PROBLEM DESCRIPTION:
Tally each line where the word "ドキュメント" occurs, then give only the total.

Records from a data collection:
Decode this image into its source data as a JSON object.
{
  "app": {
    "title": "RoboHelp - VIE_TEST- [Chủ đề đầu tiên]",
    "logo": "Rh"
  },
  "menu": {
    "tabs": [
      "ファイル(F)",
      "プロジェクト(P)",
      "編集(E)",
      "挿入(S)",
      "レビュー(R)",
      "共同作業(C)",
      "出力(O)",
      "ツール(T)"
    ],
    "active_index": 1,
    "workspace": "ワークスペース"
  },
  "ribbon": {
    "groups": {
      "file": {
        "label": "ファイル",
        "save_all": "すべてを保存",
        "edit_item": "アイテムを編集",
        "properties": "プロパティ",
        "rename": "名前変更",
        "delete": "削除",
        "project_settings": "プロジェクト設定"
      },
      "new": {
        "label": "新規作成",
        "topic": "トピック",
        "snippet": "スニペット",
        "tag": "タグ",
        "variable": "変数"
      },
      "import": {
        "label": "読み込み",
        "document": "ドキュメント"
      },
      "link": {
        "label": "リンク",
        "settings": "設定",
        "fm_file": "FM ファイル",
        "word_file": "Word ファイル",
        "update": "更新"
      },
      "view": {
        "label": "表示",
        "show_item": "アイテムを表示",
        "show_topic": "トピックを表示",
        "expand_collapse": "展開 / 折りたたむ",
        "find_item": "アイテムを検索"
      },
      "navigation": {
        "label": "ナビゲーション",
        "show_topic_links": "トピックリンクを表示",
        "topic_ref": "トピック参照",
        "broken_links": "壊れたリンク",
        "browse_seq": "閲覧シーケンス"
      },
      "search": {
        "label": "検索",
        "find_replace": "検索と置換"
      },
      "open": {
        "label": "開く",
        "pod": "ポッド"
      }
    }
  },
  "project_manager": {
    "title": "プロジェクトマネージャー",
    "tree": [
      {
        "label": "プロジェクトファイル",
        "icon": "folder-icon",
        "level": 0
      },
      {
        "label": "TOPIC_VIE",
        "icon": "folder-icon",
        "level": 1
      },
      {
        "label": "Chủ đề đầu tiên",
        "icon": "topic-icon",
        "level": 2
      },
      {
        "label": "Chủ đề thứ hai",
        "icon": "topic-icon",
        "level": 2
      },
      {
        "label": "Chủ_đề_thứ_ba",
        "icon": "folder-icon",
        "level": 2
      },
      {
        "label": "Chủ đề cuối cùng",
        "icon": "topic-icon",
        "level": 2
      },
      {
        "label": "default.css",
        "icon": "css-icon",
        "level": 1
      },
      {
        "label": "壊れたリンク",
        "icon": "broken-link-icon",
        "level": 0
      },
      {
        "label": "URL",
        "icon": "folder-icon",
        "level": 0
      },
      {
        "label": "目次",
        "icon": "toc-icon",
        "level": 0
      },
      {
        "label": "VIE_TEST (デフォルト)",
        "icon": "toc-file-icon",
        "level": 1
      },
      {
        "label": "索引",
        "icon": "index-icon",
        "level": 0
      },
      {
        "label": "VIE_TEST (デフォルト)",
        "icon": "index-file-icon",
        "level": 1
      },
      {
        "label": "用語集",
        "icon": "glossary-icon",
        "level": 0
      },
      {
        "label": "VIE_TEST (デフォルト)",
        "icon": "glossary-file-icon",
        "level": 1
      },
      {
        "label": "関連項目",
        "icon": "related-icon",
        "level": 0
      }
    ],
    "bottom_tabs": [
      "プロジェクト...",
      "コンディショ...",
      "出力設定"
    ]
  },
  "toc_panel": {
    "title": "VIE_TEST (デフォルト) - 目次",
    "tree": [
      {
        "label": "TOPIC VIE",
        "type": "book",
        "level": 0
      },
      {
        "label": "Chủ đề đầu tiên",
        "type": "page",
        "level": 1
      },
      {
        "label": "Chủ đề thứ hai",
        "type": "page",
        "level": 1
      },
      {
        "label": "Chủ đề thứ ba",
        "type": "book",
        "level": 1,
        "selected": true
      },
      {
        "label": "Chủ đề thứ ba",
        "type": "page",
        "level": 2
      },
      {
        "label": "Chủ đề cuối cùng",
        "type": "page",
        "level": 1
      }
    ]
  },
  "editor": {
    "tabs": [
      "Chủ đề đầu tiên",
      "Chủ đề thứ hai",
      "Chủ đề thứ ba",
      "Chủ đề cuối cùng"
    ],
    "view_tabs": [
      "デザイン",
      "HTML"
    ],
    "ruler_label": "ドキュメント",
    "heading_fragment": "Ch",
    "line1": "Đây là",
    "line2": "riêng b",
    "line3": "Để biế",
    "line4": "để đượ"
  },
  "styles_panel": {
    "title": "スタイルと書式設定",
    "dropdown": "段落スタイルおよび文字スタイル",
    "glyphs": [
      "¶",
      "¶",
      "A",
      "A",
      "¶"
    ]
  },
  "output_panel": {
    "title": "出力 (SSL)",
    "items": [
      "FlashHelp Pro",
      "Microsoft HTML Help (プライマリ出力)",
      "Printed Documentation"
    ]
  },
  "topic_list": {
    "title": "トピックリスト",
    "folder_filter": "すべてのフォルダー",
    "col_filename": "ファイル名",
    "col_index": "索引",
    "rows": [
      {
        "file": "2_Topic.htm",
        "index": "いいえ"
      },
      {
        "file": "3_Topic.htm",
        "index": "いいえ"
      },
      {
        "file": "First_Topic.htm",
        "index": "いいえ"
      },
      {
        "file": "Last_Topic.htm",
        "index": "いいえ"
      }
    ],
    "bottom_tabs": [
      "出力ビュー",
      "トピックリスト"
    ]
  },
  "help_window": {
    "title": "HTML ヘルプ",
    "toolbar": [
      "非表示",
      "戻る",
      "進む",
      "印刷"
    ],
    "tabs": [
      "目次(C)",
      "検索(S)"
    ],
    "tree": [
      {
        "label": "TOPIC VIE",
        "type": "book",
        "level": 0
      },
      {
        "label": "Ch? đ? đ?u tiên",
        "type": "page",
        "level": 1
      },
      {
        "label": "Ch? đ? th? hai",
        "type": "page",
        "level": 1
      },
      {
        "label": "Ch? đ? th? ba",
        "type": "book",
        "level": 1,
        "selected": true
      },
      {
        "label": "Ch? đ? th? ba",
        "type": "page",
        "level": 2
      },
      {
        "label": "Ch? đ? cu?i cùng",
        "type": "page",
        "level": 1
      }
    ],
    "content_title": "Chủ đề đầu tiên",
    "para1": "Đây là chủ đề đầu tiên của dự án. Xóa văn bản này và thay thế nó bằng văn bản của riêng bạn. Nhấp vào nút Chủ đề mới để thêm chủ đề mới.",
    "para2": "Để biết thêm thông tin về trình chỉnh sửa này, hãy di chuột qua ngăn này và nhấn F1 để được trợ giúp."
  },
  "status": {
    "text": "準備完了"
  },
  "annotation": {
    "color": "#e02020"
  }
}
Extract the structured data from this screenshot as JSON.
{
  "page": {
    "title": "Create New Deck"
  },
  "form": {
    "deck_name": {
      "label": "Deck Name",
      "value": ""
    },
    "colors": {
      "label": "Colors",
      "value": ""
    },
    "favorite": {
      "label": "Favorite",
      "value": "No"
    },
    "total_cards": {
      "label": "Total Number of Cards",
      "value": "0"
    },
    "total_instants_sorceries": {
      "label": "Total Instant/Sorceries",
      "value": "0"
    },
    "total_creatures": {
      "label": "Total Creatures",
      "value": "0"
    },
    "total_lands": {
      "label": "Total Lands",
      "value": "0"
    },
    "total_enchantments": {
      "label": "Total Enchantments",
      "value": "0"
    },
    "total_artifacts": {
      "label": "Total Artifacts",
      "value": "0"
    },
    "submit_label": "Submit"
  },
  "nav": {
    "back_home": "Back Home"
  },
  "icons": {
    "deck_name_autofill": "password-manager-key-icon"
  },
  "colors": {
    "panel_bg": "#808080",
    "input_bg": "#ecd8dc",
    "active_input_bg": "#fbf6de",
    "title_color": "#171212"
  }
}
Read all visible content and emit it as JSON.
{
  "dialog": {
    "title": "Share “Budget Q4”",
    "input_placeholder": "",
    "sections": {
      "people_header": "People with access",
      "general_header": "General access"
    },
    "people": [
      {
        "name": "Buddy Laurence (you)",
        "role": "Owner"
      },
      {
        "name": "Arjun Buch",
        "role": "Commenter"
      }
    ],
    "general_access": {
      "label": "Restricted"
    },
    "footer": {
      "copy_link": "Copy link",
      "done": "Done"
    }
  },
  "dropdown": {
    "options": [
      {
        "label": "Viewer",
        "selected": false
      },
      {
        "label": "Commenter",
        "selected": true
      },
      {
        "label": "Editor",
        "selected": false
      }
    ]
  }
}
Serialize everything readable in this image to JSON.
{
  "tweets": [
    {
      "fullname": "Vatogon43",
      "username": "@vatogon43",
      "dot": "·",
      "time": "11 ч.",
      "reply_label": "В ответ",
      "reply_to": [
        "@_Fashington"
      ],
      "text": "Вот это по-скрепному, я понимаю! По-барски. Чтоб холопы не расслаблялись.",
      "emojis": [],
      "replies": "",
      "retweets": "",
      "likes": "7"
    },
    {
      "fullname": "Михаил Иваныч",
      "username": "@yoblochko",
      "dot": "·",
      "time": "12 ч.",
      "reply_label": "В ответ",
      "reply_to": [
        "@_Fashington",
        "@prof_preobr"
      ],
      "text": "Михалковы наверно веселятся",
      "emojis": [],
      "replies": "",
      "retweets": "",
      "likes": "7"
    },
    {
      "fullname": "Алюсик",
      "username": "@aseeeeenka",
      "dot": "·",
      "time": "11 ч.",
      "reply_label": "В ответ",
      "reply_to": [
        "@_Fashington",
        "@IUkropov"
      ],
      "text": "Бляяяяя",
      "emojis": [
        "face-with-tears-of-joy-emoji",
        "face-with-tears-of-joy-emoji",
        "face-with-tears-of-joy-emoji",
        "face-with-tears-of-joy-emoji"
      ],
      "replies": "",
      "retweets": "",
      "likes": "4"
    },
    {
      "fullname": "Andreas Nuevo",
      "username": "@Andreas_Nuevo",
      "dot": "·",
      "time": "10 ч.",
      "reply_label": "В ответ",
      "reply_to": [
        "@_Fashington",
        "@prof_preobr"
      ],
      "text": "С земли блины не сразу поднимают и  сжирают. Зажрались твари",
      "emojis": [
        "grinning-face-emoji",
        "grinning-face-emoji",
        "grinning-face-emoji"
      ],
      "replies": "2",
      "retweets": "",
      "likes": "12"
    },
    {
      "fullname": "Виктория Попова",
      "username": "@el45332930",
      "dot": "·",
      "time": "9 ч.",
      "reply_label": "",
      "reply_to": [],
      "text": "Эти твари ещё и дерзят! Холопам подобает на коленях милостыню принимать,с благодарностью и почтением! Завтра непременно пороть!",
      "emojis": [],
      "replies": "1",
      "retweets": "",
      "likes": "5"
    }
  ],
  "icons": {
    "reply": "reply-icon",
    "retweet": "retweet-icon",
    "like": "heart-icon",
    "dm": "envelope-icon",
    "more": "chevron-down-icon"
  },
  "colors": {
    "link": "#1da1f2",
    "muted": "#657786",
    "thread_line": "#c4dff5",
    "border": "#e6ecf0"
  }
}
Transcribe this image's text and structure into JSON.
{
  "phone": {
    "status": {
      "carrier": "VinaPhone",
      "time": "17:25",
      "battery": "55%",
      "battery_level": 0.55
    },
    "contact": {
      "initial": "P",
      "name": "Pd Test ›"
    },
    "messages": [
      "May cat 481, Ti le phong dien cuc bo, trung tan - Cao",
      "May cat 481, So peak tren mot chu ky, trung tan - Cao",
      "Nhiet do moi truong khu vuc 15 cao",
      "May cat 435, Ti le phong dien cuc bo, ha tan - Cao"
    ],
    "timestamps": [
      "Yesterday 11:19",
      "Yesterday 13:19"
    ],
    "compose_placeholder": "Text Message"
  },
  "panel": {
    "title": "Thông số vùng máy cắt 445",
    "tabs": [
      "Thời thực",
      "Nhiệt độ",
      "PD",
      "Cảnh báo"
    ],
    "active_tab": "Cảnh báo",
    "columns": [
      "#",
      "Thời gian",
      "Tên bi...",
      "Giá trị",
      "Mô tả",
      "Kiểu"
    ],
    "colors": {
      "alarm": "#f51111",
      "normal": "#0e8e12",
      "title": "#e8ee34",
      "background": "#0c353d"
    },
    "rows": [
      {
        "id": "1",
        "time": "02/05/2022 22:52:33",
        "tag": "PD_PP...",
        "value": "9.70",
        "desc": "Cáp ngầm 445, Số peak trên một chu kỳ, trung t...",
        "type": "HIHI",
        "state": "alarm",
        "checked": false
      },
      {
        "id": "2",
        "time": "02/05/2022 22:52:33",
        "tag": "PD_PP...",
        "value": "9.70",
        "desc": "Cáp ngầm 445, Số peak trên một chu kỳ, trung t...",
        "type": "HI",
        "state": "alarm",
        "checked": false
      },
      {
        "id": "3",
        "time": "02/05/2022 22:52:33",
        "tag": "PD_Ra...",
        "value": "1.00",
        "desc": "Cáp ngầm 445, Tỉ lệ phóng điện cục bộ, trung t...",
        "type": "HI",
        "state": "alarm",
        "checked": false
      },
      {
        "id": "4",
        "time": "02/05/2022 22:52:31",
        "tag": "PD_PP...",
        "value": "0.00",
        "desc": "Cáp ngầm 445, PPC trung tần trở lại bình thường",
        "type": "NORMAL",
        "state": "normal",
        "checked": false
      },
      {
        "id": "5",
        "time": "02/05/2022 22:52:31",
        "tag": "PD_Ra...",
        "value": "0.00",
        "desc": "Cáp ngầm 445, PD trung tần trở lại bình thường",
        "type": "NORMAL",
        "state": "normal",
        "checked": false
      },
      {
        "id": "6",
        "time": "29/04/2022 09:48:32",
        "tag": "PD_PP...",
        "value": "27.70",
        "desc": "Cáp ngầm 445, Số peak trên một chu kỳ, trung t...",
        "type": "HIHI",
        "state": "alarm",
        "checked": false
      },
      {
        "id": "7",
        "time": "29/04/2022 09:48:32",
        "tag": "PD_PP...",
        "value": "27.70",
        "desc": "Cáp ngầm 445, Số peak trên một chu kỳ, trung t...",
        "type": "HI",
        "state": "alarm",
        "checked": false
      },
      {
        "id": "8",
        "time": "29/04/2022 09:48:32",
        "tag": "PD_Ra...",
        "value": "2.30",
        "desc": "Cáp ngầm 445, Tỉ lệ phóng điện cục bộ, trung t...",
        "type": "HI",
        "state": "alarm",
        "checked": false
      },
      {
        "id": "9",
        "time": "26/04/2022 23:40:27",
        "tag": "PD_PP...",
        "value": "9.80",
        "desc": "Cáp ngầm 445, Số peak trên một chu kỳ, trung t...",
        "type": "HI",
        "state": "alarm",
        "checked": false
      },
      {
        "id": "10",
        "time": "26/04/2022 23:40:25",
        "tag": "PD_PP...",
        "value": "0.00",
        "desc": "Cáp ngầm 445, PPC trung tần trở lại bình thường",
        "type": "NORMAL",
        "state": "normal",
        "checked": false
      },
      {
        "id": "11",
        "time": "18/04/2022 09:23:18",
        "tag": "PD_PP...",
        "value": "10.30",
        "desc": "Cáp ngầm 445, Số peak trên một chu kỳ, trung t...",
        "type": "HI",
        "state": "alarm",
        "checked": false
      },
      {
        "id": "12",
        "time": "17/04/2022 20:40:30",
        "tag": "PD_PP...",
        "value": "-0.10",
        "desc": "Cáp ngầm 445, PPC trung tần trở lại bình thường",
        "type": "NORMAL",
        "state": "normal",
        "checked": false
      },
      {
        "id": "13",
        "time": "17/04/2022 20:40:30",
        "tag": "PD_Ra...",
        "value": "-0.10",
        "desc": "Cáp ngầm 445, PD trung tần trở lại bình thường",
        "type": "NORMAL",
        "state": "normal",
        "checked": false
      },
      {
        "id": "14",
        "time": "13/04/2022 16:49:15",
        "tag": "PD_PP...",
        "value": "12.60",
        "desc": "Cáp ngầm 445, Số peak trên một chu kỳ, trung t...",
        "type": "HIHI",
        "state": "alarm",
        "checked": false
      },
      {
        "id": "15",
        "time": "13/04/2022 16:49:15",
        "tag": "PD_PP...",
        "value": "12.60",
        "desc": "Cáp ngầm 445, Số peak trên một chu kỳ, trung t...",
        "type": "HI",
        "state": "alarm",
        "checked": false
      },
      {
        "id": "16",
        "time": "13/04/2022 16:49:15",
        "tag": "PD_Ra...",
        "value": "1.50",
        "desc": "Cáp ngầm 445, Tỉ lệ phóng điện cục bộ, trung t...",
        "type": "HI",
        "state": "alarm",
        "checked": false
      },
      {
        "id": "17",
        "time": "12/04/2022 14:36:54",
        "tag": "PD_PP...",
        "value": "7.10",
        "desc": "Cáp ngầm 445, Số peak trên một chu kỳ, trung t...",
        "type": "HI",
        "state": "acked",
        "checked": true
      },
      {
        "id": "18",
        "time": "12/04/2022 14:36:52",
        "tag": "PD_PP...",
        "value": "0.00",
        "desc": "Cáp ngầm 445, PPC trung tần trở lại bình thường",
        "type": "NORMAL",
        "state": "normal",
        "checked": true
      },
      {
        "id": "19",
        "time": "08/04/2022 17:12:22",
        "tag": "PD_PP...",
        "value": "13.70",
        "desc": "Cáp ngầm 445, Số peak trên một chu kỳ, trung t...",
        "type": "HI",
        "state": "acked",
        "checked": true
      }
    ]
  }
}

WRITTEN REPLY:
2